TASK DATA –
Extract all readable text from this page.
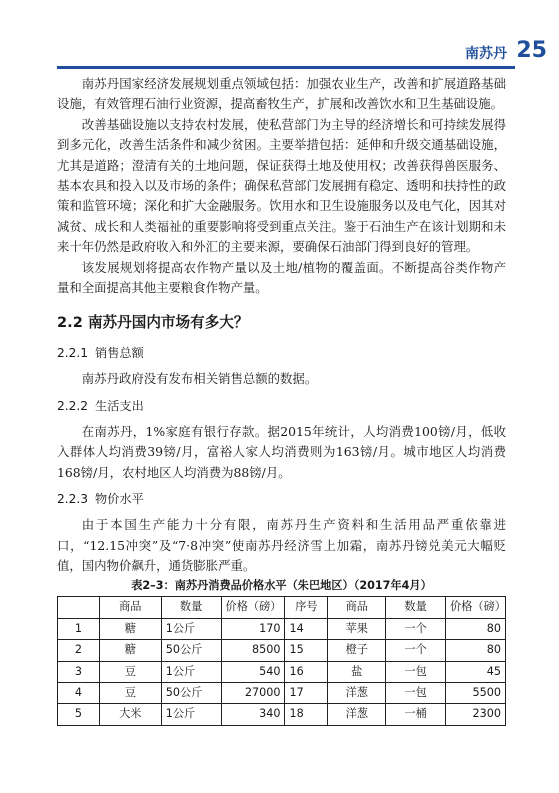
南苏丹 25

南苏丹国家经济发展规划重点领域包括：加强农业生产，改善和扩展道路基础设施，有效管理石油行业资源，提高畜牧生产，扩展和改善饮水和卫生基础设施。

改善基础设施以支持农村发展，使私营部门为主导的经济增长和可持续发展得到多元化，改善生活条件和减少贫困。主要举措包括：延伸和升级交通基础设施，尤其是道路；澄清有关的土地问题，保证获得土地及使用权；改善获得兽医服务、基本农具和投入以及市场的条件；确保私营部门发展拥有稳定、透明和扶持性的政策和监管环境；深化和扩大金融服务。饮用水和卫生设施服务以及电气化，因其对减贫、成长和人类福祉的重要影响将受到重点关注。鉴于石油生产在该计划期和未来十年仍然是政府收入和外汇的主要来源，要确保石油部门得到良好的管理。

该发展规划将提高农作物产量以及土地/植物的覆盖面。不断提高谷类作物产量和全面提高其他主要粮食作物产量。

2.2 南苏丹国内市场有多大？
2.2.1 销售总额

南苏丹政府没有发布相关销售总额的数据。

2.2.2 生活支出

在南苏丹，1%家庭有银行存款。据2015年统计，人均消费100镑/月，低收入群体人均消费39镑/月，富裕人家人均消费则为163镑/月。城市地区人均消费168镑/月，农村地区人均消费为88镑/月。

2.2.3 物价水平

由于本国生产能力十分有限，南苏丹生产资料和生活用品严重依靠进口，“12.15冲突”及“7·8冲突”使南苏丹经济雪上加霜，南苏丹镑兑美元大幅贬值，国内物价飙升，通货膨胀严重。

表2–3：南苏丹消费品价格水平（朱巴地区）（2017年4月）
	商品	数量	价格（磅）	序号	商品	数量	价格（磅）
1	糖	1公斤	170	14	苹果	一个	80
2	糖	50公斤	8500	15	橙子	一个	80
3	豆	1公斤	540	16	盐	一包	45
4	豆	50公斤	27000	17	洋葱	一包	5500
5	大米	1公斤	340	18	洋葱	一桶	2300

TASK – Your task is to repeat the data above exactly while excluding the pictures.

SOLUTION TO THIS PROBLEM –
Extract all readable text from this page.
南苏丹 25

南苏丹国家经济发展规划重点领域包括：加强农业生产，改善和扩展道路基础设施，有效管理石油行业资源，提高畜牧生产，扩展和改善饮水和卫生基础设施。

改善基础设施以支持农村发展，使私营部门为主导的经济增长和可持续发展得到多元化，改善生活条件和减少贫困。主要举措包括：延伸和升级交通基础设施，尤其是道路；澄清有关的土地问题，保证获得土地及使用权；改善获得兽医服务、基本农具和投入以及市场的条件；确保私营部门发展拥有稳定、透明和扶持性的政策和监管环境；深化和扩大金融服务。饮用水和卫生设施服务以及电气化，因其对减贫、成长和人类福祉的重要影响将受到重点关注。鉴于石油生产在该计划期和未来十年仍然是政府收入和外汇的主要来源，要确保石油部门得到良好的管理。

该发展规划将提高农作物产量以及土地/植物的覆盖面。不断提高谷类作物产量和全面提高其他主要粮食作物产量。

2.2 南苏丹国内市场有多大？
2.2.1 销售总额

南苏丹政府没有发布相关销售总额的数据。

2.2.2 生活支出

在南苏丹，1%家庭有银行存款。据2015年统计，人均消费100镑/月，低收入群体人均消费39镑/月，富裕人家人均消费则为163镑/月。城市地区人均消费168镑/月，农村地区人均消费为88镑/月。

2.2.3 物价水平

由于本国生产能力十分有限，南苏丹生产资料和生活用品严重依靠进口，“12.15冲突”及“7·8冲突”使南苏丹经济雪上加霜，南苏丹镑兑美元大幅贬值，国内物价飙升，通货膨胀严重。

表2–3：南苏丹消费品价格水平（朱巴地区）（2017年4月）
	商品	数量	价格（磅）	序号	商品	数量	价格（磅）
1	糖	1公斤	170	14	苹果	一个	80
2	糖	50公斤	8500	15	橙子	一个	80
3	豆	1公斤	540	16	盐	一包	45
4	豆	50公斤	27000	17	洋葱	一包	5500
5	大米	1公斤	340	18	洋葱	一桶	2300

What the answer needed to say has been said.